[Extracted records]
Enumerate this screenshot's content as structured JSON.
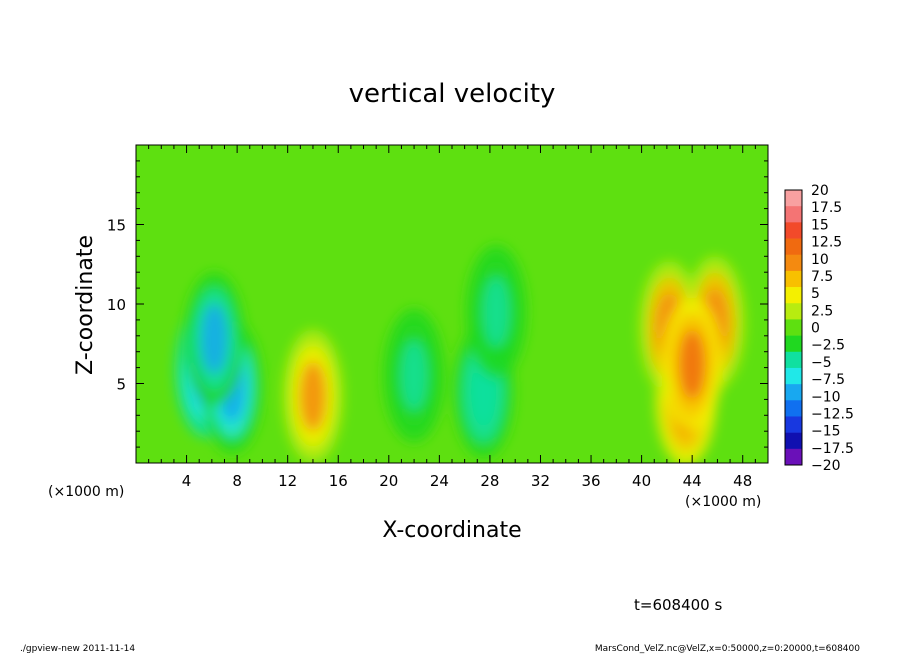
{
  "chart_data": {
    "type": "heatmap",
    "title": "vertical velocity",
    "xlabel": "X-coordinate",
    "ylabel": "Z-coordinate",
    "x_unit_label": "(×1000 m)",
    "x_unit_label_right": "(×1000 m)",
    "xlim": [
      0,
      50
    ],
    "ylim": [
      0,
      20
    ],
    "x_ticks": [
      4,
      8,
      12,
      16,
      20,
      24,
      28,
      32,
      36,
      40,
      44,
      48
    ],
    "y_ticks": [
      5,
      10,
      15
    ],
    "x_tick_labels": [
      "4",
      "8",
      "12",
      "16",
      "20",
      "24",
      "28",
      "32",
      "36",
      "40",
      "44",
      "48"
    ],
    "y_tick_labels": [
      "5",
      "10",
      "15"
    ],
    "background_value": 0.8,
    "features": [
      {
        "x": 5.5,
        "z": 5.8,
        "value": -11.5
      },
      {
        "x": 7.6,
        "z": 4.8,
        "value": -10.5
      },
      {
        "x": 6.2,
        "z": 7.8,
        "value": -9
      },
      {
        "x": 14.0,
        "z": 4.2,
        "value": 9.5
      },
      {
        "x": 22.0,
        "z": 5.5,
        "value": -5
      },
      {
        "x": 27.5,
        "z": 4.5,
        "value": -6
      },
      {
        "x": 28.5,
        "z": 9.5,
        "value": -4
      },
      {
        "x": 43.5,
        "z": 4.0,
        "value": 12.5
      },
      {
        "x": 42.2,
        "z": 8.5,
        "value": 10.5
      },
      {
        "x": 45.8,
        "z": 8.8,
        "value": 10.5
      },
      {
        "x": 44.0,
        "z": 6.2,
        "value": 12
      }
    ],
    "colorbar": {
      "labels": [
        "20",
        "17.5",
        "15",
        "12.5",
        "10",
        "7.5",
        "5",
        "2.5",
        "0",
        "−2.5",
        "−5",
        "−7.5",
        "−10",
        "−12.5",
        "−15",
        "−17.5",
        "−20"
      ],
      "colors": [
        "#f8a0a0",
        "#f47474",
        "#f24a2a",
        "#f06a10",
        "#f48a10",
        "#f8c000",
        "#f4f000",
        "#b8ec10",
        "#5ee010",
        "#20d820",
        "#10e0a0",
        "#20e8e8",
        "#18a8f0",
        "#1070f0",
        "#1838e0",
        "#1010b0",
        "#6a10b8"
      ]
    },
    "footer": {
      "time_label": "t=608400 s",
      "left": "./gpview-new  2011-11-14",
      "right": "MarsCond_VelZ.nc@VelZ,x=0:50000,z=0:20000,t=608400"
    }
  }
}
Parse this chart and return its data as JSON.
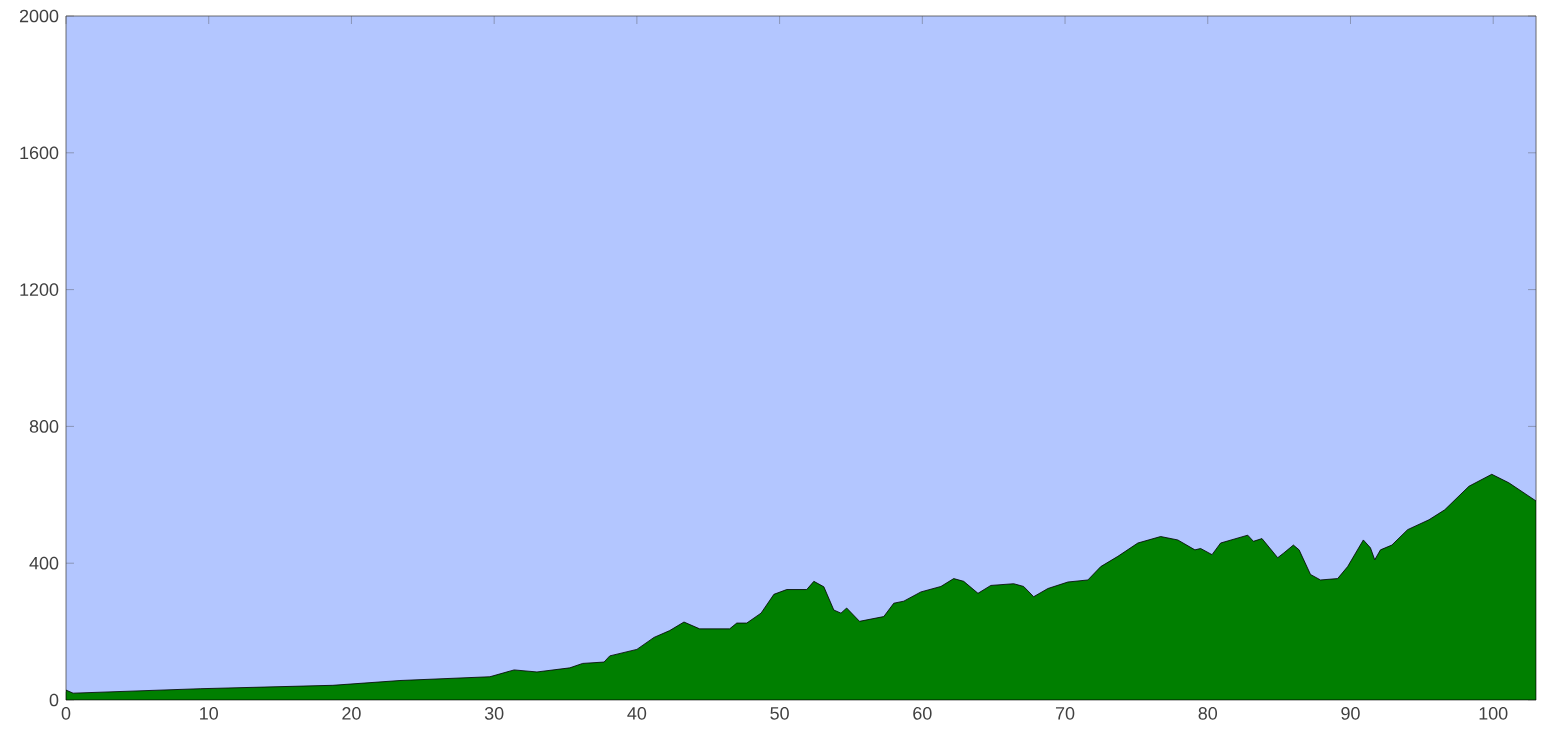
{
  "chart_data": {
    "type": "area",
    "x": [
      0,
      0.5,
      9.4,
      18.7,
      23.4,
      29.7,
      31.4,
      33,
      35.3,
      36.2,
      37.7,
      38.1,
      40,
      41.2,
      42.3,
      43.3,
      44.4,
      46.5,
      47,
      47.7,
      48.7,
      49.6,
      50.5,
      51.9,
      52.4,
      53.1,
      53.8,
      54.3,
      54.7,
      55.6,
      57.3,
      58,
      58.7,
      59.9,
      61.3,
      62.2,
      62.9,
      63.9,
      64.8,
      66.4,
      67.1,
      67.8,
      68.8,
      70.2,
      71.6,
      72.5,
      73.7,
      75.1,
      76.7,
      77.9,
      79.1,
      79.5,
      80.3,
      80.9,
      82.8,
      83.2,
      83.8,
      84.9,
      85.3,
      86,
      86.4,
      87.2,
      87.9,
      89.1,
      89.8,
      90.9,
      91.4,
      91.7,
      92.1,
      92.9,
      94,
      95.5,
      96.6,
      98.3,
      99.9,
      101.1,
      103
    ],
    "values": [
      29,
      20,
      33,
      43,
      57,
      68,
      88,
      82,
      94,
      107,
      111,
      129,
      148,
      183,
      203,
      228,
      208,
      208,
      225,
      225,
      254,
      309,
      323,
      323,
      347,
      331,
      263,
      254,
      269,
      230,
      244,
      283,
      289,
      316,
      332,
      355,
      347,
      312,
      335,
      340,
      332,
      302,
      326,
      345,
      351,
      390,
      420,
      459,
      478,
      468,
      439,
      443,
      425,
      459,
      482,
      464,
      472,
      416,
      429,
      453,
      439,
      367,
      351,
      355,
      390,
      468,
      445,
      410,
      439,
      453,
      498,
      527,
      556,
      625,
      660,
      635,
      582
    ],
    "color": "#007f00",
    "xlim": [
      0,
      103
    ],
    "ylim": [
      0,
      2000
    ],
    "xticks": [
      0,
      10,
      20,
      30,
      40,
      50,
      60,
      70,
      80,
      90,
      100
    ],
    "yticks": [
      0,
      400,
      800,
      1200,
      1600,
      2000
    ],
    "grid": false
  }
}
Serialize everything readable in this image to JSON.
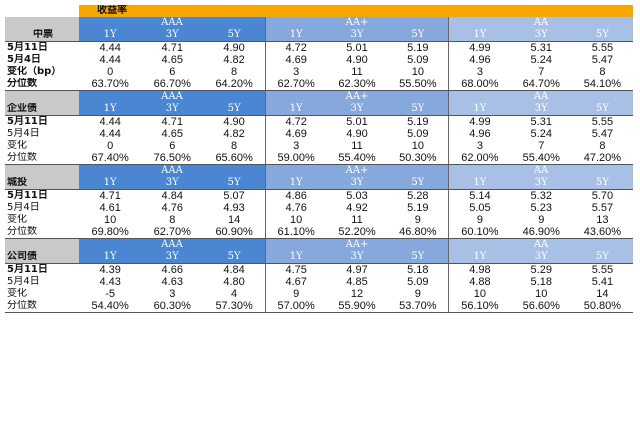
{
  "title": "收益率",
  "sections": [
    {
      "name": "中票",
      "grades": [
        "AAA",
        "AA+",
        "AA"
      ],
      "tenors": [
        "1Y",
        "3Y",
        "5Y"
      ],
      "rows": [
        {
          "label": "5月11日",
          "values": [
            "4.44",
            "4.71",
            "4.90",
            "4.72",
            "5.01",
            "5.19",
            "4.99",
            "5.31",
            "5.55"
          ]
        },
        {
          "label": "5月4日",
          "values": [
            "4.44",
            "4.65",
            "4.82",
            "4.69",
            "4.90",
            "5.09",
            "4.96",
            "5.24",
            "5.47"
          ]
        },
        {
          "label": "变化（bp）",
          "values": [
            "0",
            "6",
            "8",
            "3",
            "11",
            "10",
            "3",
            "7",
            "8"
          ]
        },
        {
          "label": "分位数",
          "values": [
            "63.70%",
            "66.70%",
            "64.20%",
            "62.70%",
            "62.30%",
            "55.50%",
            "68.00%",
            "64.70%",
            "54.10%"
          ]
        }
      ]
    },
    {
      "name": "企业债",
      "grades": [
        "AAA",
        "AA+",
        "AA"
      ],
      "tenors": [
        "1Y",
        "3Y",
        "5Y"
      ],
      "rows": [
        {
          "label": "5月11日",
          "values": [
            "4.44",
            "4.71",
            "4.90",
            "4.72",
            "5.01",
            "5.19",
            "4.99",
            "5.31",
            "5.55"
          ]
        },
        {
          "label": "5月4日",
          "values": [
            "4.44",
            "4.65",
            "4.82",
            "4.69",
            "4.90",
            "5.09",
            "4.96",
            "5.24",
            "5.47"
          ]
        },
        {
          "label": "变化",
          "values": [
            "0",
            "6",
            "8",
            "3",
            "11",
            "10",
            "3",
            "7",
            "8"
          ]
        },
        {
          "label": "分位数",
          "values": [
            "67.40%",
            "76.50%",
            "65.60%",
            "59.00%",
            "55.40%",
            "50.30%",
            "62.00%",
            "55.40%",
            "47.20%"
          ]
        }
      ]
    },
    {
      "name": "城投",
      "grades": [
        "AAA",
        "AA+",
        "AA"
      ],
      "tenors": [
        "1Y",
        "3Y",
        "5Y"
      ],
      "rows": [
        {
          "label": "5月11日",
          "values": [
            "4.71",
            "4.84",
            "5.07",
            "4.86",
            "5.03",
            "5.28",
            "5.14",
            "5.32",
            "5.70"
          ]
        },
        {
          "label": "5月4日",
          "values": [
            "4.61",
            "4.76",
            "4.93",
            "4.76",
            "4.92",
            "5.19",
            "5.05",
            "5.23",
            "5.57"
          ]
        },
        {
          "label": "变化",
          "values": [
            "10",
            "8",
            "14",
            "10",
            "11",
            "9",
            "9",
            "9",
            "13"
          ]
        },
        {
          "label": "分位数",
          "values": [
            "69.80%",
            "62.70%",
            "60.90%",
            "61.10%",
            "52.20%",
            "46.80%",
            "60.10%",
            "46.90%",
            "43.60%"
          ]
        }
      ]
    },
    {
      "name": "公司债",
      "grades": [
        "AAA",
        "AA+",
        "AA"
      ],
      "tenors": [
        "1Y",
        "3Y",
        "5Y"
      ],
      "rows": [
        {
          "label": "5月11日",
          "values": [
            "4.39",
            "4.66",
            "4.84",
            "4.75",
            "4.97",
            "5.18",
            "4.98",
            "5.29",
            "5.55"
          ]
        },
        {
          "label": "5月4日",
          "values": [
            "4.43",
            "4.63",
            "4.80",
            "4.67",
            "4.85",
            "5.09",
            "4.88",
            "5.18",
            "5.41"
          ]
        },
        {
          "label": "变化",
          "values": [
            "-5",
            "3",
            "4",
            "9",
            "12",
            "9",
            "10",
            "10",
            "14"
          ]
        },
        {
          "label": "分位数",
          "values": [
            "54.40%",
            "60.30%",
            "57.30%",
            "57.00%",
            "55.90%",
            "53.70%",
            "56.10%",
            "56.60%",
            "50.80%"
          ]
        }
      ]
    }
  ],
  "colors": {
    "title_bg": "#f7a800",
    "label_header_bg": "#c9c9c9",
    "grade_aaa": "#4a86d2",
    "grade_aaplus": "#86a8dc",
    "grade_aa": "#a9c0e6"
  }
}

### What you should do
Only lines with the word "coordinate" are wanted, so copy each one from the records.

### Task solution
    "xlabel": "X-coordinate",
    "ylabel": "Z-coordinate",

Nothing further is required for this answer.